»»
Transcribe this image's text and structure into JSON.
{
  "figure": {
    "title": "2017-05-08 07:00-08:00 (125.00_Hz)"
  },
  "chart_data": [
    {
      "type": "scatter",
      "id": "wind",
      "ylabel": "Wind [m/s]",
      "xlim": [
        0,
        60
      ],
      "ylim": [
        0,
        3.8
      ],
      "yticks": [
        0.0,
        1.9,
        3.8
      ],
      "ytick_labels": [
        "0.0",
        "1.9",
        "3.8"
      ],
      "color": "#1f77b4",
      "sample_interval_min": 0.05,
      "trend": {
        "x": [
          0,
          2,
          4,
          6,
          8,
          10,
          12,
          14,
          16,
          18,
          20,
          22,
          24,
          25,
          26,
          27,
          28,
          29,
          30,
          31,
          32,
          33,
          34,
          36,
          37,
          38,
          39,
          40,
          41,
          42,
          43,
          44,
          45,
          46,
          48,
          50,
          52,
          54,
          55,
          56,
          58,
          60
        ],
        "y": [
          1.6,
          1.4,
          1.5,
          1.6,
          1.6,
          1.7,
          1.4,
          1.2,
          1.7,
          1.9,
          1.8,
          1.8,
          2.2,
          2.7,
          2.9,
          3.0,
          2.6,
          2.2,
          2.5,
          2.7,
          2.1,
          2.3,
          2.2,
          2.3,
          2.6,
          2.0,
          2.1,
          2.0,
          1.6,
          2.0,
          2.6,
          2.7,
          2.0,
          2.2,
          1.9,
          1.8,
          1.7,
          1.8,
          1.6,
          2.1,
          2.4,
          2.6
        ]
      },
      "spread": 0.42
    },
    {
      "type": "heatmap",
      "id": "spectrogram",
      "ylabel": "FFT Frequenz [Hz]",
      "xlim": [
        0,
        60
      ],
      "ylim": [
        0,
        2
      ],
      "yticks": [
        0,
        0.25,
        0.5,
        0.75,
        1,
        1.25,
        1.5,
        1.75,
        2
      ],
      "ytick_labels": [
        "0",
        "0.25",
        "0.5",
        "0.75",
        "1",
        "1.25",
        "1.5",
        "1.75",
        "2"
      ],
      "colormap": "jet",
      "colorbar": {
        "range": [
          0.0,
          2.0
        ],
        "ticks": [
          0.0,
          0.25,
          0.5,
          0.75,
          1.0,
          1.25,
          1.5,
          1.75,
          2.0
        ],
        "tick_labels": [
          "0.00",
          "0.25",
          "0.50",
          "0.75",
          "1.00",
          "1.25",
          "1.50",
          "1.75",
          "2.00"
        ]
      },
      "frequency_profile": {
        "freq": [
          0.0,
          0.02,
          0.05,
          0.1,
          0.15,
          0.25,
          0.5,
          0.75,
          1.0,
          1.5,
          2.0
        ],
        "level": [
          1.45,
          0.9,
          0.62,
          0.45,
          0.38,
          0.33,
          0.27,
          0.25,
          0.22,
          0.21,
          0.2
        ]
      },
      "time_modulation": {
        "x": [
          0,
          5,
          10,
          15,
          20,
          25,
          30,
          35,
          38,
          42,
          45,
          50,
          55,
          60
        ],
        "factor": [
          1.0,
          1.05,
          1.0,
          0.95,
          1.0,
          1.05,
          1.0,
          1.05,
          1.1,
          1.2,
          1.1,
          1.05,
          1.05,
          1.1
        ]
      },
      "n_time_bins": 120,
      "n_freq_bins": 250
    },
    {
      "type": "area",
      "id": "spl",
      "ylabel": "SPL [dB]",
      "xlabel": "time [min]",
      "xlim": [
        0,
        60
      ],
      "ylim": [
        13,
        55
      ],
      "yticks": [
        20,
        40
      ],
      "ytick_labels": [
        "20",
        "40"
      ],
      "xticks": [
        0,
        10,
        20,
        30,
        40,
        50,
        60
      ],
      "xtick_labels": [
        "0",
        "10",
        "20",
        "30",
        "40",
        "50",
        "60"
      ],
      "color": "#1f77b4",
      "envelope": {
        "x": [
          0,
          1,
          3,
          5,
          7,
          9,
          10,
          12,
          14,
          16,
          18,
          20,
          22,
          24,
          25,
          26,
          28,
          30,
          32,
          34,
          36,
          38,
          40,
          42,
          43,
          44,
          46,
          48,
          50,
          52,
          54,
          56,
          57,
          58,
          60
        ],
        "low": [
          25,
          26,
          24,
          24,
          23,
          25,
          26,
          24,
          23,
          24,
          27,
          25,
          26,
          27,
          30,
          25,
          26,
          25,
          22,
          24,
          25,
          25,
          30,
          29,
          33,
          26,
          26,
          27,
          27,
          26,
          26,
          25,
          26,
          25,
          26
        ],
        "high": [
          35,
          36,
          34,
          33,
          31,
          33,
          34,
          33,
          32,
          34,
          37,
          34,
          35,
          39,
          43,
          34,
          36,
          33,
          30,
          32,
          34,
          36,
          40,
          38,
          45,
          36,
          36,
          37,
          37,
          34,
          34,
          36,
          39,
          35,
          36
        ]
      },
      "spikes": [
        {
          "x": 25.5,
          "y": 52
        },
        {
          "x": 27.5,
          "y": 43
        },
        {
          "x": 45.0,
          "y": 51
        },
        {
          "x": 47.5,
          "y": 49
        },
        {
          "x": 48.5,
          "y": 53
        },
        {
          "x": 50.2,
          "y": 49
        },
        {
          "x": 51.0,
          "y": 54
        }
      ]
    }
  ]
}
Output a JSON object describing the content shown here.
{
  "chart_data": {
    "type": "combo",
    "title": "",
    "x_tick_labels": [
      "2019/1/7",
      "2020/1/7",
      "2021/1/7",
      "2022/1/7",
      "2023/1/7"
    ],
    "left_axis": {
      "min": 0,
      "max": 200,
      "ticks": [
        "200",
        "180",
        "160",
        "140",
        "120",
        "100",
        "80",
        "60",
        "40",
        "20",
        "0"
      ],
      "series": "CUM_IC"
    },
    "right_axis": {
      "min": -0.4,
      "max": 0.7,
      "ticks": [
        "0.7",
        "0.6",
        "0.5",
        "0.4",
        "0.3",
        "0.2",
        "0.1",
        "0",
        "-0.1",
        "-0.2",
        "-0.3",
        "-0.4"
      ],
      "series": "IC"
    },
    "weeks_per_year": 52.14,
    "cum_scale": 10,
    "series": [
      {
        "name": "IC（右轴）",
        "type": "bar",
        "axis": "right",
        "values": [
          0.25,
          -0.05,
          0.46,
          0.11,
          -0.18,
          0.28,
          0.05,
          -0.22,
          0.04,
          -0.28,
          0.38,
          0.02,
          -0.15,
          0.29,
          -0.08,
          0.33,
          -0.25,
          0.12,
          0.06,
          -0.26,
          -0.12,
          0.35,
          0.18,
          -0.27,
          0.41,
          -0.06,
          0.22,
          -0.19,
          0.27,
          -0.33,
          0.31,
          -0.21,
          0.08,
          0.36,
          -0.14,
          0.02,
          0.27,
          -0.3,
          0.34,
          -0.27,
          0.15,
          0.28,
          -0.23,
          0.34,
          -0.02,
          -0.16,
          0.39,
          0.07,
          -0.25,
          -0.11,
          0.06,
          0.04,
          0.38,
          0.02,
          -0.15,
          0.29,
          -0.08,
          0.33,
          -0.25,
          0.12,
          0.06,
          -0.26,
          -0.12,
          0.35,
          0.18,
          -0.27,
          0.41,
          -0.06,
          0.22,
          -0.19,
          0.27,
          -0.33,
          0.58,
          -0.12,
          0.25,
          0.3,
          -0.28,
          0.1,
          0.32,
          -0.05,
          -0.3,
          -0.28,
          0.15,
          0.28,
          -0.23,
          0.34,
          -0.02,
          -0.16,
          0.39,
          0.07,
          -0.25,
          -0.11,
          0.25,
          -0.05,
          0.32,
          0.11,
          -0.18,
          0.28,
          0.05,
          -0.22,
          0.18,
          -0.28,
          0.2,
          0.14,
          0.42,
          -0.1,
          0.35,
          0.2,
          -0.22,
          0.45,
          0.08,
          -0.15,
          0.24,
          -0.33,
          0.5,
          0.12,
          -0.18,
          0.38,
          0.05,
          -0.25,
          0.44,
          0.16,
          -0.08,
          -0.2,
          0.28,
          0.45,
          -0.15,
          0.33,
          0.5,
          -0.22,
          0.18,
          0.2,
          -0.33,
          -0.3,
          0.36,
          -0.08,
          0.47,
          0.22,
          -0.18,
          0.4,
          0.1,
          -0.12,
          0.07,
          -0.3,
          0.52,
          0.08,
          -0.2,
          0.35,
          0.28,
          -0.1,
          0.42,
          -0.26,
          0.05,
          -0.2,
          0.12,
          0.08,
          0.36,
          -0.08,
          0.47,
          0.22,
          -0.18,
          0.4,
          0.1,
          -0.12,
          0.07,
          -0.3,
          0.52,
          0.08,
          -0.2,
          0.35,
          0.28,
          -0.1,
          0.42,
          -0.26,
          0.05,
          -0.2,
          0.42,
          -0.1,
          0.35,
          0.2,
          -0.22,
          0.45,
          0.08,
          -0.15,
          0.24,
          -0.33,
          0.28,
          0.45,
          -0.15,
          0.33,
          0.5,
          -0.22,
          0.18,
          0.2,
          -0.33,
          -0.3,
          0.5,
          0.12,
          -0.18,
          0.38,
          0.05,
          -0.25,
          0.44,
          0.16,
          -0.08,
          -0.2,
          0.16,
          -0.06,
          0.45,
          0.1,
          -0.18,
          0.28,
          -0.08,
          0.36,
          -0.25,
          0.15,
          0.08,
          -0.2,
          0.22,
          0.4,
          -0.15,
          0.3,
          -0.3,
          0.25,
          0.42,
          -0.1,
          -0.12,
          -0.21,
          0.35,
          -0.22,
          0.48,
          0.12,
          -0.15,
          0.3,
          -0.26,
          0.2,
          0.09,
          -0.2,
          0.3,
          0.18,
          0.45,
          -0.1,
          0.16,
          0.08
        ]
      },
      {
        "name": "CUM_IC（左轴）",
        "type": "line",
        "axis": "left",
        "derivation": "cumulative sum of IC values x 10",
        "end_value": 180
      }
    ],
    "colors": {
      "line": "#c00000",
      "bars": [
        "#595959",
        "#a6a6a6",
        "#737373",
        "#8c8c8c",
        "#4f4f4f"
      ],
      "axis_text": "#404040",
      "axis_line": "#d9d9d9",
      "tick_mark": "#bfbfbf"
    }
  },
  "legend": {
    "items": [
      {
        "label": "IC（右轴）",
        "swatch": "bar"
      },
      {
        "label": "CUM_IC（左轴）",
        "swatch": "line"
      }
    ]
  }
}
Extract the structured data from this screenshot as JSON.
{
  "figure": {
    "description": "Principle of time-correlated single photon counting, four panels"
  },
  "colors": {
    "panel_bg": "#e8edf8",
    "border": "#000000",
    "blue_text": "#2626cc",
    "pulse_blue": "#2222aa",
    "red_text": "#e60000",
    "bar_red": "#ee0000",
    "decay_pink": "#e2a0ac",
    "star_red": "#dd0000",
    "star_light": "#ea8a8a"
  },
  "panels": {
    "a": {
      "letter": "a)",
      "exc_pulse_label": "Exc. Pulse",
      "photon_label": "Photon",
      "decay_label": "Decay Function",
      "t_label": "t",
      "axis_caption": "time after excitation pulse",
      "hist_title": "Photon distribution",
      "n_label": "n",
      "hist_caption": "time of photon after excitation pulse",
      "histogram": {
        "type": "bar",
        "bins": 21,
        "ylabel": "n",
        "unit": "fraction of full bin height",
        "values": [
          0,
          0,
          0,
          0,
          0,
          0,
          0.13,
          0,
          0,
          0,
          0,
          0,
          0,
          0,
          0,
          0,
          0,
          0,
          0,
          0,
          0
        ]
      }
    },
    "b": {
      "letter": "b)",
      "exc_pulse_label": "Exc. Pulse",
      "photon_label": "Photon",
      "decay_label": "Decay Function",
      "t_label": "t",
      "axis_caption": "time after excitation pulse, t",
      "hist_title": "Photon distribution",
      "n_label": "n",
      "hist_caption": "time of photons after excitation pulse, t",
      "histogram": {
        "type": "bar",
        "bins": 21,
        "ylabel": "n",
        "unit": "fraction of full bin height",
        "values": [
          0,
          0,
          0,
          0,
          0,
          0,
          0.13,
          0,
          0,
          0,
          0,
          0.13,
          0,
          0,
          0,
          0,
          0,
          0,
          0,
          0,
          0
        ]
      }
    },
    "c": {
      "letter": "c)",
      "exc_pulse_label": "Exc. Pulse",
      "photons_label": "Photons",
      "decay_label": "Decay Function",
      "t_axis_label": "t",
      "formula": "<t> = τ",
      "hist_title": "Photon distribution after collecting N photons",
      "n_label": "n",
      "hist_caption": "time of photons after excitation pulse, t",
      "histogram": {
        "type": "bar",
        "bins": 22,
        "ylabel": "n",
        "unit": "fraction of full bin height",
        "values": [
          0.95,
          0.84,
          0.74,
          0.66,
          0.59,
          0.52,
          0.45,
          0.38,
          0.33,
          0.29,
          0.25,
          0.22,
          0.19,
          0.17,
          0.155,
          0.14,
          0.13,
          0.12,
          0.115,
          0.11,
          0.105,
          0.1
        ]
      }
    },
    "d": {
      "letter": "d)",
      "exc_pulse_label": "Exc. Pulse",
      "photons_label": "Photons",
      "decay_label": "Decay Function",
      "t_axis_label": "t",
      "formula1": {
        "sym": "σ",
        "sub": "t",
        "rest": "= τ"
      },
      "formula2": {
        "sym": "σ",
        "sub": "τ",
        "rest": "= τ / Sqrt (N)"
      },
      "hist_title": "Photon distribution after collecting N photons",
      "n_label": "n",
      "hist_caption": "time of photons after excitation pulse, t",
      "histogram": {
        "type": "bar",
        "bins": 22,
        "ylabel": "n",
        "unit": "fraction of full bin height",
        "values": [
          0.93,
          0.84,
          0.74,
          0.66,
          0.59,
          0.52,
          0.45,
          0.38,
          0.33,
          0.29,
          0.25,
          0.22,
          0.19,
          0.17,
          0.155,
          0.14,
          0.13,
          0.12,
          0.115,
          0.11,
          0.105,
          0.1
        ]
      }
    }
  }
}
««
WHAT IS BEING ASKED ▸
Find every line holding the word "JSON"; give their count and nothing else.

THE ANSWER ▸
3